• **Description of the task**:
Copy every line that holds "Paulo".

BEGIN

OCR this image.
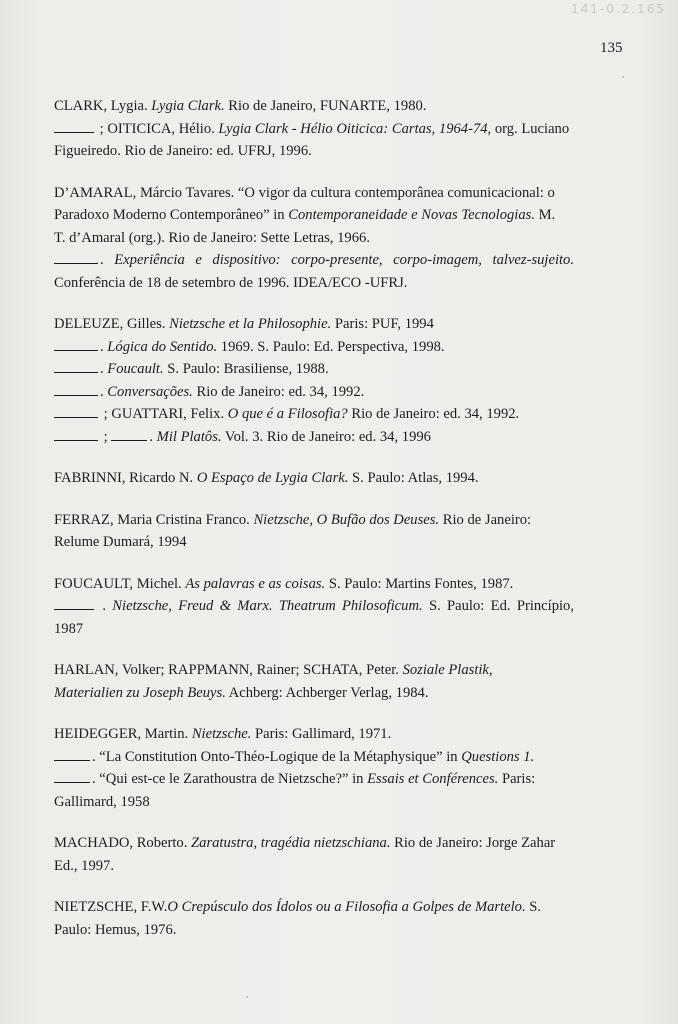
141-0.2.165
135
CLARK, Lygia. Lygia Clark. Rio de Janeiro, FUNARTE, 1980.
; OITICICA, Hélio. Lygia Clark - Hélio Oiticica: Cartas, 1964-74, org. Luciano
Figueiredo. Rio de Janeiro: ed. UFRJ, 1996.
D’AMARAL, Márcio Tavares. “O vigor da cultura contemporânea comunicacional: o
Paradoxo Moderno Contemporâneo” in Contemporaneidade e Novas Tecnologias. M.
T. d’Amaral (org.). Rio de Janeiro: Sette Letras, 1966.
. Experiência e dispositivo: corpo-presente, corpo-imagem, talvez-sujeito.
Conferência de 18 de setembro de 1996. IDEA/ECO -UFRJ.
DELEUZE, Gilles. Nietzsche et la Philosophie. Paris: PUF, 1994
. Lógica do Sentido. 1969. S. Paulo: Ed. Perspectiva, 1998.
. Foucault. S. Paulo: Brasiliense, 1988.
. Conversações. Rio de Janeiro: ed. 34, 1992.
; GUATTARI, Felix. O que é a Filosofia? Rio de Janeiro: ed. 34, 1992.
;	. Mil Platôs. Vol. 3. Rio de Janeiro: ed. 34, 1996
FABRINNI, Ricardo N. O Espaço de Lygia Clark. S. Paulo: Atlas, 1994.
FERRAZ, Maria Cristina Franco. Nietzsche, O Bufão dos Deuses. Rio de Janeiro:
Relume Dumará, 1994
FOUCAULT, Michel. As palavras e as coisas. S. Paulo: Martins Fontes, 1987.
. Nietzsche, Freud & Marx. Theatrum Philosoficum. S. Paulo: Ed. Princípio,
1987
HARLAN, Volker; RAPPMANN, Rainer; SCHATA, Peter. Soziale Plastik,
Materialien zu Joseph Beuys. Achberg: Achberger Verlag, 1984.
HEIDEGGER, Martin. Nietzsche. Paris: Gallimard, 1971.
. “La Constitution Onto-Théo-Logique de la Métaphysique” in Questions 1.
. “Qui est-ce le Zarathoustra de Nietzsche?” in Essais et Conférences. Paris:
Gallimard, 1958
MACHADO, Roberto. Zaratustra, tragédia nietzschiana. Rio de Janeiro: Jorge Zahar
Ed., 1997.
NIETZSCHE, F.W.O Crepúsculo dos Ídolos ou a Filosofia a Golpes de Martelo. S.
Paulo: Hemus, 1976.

END

• **Output of the task**:
. Lógica do Sentido. 1969. S. Paulo: Ed. Perspectiva, 1998.
. Foucault. S. Paulo: Brasiliense, 1988.
FABRINNI, Ricardo N. O Espaço de Lygia Clark. S. Paulo: Atlas, 1994.
FOUCAULT, Michel. As palavras e as coisas. S. Paulo: Martins Fontes, 1987.
. Nietzsche, Freud & Marx. Theatrum Philosoficum. S. Paulo: Ed. Princípio,
Paulo: Hemus, 1976.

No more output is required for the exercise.